- **Texte fourni**:
Le réveil est à 5h40. Nous sommes devant Daedalus. Minuscule îlot émergeant du récif, surmonté d’un phare construit par les français en 1863 et flanqué de deux interminables wharfs en bois pour l‘accès au ravitaillement. Nous n’avons pas mouillé et dérivons lentement.Sitôt équipés, un saut droit du bateau et nous descendons dans le bleu. Stabilisation dans les quarante mètres puis nous palmons lentement vers le tombant Est. Yves nous fait signe: deux requins marteaux passent sous nous. Nous les rejoignons, mais il fait sombre et nous les distinguons mal pendant qu’ils s’éloignent.
Après le petit déjeuner nos partons en pneumatique vers la pointe Nord du récif. Pendant le trajet nous apercevons sous la surface un Longimanus ! Tous les plongeurs des deux embarcations basculent à l’eau. Il s’approche de nous à quelques mètres, précédé de trois poissons-pilotes. C’est un jeune qui mesure environ 1,80m. Fuselé comme une torpille, il nous tourne autour et s’éloigne. La rencontre n’a duré que quelques instants. Nous essayons de le suivre mais nous sommes dans le bleu, sans repère et le perdons très rapidement. Nous regagnons les pneumatiques et cap sur la pointe Nord comme prévu. Là, rien dans le bleu, sur le tombant un fort courant nous fait dériver. Nous revenons au bateau, le courant a encore forci et la remontée à bord est acrobatique surtout que les deux échelles sont assez mal conçues.

- **Consigne**: Reprenez le récit de plongée à Daedalus après sa dernière phrase et poursuivez-le dans le même style.

- **Données**:
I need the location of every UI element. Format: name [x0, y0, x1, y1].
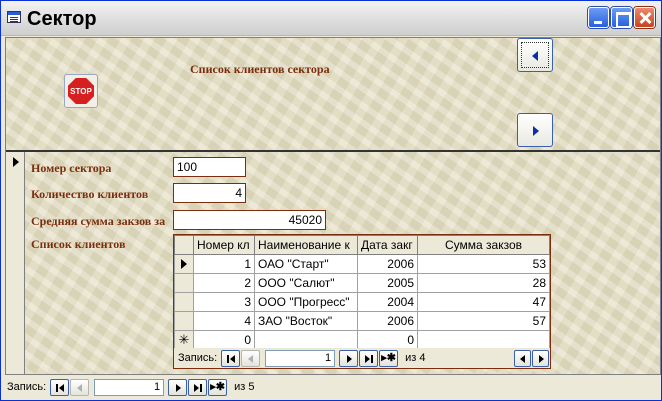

- **Réponse**:
Au déjeuner, certains sont mécontents d’avoir si peu observé le Longimanus. Je les console en leur affirmant qu’à notre prochaine étape, Elphinstone, il ya deux mois nous en avons vu deux : un gros de 3m et, au palier, un plus jeune de 2m qui a semé la panique dans le groupe peu habitué à ce genre de rencontre. Sa curiosité lui a d’ailleurs valu un bon coup de mon appareil photo sur le museau pour l’éloigner. Nous en verrons donc certainement là bas.
La plongée de l’après-midi effectuée sur le tombant Sud par un fort courant nous fait juste croiser des barracudas et deux napoléons. A 18h Yves nous passe un film sur les requins ou l’on voit Jean-Michel Cousteau et ce phénomène d’André Hartmann qui jadis, en Afrique du Sud nous a fait plonger avec le Grand Blanc. Nous attendons le dîner quand soudain : Bang! Bang! Des coups répétés frappent la coque : le bateau talonne sur le récif ! Nous dérivions et le vent nous y a drossé. L’équipage dégage l’arrière en le poussant avec les pneumatiques et on sort de là au moteur non sans avoir endommagé une de nos deux hélices !
A l’aube le temps a changé : le vent s’est levé, les nuages roulent dans le ciel et il tombe même quelques gouttes. Nous retournons à la pointe Nord et descendons dans le bleu à la recherche des marteaux : rien. Nous tournons un bon moment et nous voyons, bien plus bas que nous, dans les 60m, un requin renard. Nous l’entr’apercevons une seconde fois rasant le fond.
A plus de trois heures d’intervalle nous re-retournons à la pointe Nord (têtus les plongeurs!). Rien dans le bleu mais en se rapprochant du récif un requin gris nous croise. Nous repartons vers le large et enfin un requin marteau passe sous nous.Il n’est pas trop profond et nous avons le plaisir de bien le détailler. Nous ne l’avons pas volé !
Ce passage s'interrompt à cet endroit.